══ Supplied material ══

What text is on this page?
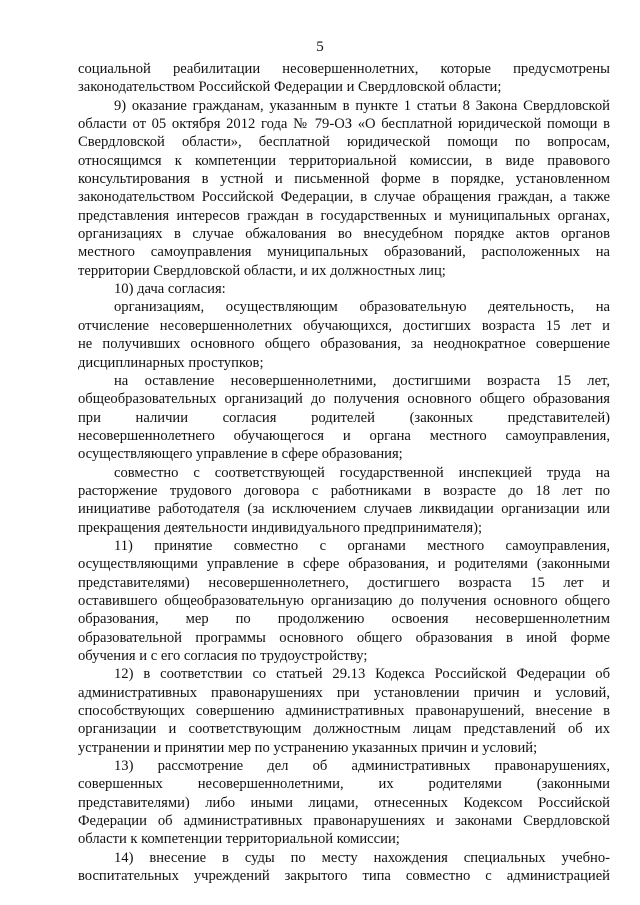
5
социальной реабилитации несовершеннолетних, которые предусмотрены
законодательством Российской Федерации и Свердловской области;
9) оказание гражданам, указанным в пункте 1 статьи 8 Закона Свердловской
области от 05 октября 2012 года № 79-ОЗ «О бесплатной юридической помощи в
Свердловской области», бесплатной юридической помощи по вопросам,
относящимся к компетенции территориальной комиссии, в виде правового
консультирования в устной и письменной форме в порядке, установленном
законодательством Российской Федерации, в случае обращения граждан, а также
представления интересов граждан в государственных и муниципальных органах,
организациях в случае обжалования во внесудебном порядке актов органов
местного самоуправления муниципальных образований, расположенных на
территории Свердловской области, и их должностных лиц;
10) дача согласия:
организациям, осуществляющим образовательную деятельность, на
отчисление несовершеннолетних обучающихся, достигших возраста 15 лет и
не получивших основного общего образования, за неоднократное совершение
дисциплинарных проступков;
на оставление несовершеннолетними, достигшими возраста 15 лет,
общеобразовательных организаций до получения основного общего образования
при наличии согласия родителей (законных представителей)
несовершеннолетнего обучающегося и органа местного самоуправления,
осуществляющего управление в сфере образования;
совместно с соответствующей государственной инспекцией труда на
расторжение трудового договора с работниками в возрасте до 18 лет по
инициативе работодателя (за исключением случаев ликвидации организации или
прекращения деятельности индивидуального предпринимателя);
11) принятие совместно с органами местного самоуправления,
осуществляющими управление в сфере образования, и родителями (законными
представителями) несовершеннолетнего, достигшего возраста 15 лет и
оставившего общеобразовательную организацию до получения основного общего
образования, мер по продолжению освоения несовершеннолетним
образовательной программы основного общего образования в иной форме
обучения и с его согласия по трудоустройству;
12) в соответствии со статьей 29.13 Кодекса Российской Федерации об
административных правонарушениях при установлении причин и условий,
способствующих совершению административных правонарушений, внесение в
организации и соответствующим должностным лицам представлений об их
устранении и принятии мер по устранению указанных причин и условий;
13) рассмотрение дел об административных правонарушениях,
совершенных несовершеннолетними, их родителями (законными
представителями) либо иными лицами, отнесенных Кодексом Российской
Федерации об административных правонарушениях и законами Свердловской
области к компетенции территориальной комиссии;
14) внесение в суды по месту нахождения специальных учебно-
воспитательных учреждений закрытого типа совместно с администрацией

═══

To do: Restate the whole of the material word for word without the pictures.

Solution to this exercise:
What text is on this page?
5
социальной реабилитации несовершеннолетних, которые предусмотрены
законодательством Российской Федерации и Свердловской области;
9) оказание гражданам, указанным в пункте 1 статьи 8 Закона Свердловской
области от 05 октября 2012 года № 79-ОЗ «О бесплатной юридической помощи в
Свердловской области», бесплатной юридической помощи по вопросам,
относящимся к компетенции территориальной комиссии, в виде правового
консультирования в устной и письменной форме в порядке, установленном
законодательством Российской Федерации, в случае обращения граждан, а также
представления интересов граждан в государственных и муниципальных органах,
организациях в случае обжалования во внесудебном порядке актов органов
местного самоуправления муниципальных образований, расположенных на
территории Свердловской области, и их должностных лиц;
10) дача согласия:
организациям, осуществляющим образовательную деятельность, на
отчисление несовершеннолетних обучающихся, достигших возраста 15 лет и
не получивших основного общего образования, за неоднократное совершение
дисциплинарных проступков;
на оставление несовершеннолетними, достигшими возраста 15 лет,
общеобразовательных организаций до получения основного общего образования
при наличии согласия родителей (законных представителей)
несовершеннолетнего обучающегося и органа местного самоуправления,
осуществляющего управление в сфере образования;
совместно с соответствующей государственной инспекцией труда на
расторжение трудового договора с работниками в возрасте до 18 лет по
инициативе работодателя (за исключением случаев ликвидации организации или
прекращения деятельности индивидуального предпринимателя);
11) принятие совместно с органами местного самоуправления,
осуществляющими управление в сфере образования, и родителями (законными
представителями) несовершеннолетнего, достигшего возраста 15 лет и
оставившего общеобразовательную организацию до получения основного общего
образования, мер по продолжению освоения несовершеннолетним
образовательной программы основного общего образования в иной форме
обучения и с его согласия по трудоустройству;
12) в соответствии со статьей 29.13 Кодекса Российской Федерации об
административных правонарушениях при установлении причин и условий,
способствующих совершению административных правонарушений, внесение в
организации и соответствующим должностным лицам представлений об их
устранении и принятии мер по устранению указанных причин и условий;
13) рассмотрение дел об административных правонарушениях,
совершенных несовершеннолетними, их родителями (законными
представителями) либо иными лицами, отнесенных Кодексом Российской
Федерации об административных правонарушениях и законами Свердловской
области к компетенции территориальной комиссии;
14) внесение в суды по месту нахождения специальных учебно-
воспитательных учреждений закрытого типа совместно с администрацией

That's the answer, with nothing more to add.